Task directions: Repeat the material below exactly, line for line.

** start of Data provided **

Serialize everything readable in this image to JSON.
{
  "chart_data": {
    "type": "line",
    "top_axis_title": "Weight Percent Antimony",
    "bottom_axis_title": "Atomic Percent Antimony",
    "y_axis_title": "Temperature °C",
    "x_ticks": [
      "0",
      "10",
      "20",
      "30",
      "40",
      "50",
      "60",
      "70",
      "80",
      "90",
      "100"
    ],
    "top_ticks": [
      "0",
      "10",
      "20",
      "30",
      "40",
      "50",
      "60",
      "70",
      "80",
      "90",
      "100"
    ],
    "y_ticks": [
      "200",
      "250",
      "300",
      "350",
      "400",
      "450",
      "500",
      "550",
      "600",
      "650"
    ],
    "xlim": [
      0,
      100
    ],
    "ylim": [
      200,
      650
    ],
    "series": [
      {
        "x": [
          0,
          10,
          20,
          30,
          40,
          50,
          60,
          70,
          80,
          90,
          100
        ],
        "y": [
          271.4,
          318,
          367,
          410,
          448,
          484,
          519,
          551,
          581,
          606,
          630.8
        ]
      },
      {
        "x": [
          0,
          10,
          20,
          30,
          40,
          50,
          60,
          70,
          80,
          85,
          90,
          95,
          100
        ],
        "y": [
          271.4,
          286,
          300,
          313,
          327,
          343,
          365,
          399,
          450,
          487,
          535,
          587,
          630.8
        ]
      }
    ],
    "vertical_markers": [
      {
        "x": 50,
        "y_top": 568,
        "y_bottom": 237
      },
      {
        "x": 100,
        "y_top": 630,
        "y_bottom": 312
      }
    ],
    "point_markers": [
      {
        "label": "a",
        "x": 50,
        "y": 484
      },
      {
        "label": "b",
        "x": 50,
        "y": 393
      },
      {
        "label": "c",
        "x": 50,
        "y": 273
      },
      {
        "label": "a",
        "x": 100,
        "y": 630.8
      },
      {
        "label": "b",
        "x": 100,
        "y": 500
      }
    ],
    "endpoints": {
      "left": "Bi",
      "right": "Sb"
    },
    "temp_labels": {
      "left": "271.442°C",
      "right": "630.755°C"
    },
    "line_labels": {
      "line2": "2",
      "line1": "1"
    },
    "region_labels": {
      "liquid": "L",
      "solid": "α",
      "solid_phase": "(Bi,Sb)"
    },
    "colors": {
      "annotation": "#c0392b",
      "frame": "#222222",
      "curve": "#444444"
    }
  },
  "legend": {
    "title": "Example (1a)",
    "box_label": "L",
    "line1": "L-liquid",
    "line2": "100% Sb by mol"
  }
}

** end of Data provided **

Correct answer:
Serialize everything readable in this image to JSON.
{
  "chart_data": {
    "type": "line",
    "top_axis_title": "Weight Percent Antimony",
    "bottom_axis_title": "Atomic Percent Antimony",
    "y_axis_title": "Temperature °C",
    "x_ticks": [
      "0",
      "10",
      "20",
      "30",
      "40",
      "50",
      "60",
      "70",
      "80",
      "90",
      "100"
    ],
    "top_ticks": [
      "0",
      "10",
      "20",
      "30",
      "40",
      "50",
      "60",
      "70",
      "80",
      "90",
      "100"
    ],
    "y_ticks": [
      "200",
      "250",
      "300",
      "350",
      "400",
      "450",
      "500",
      "550",
      "600",
      "650"
    ],
    "xlim": [
      0,
      100
    ],
    "ylim": [
      200,
      650
    ],
    "series": [
      {
        "x": [
          0,
          10,
          20,
          30,
          40,
          50,
          60,
          70,
          80,
          90,
          100
        ],
        "y": [
          271.4,
          318,
          367,
          410,
          448,
          484,
          519,
          551,
          581,
          606,
          630.8
        ]
      },
      {
        "x": [
          0,
          10,
          20,
          30,
          40,
          50,
          60,
          70,
          80,
          85,
          90,
          95,
          100
        ],
        "y": [
          271.4,
          286,
          300,
          313,
          327,
          343,
          365,
          399,
          450,
          487,
          535,
          587,
          630.8
        ]
      }
    ],
    "vertical_markers": [
      {
        "x": 50,
        "y_top": 568,
        "y_bottom": 237
      },
      {
        "x": 100,
        "y_top": 630,
        "y_bottom": 312
      }
    ],
    "point_markers": [
      {
        "label": "a",
        "x": 50,
        "y": 484
      },
      {
        "label": "b",
        "x": 50,
        "y": 393
      },
      {
        "label": "c",
        "x": 50,
        "y": 273
      },
      {
        "label": "a",
        "x": 100,
        "y": 630.8
      },
      {
        "label": "b",
        "x": 100,
        "y": 500
      }
    ],
    "endpoints": {
      "left": "Bi",
      "right": "Sb"
    },
    "temp_labels": {
      "left": "271.442°C",
      "right": "630.755°C"
    },
    "line_labels": {
      "line2": "2",
      "line1": "1"
    },
    "region_labels": {
      "liquid": "L",
      "solid": "α",
      "solid_phase": "(Bi,Sb)"
    },
    "colors": {
      "annotation": "#c0392b",
      "frame": "#222222",
      "curve": "#444444"
    }
  },
  "legend": {
    "title": "Example (1a)",
    "box_label": "L",
    "line1": "L-liquid",
    "line2": "100% Sb by mol"
  }
}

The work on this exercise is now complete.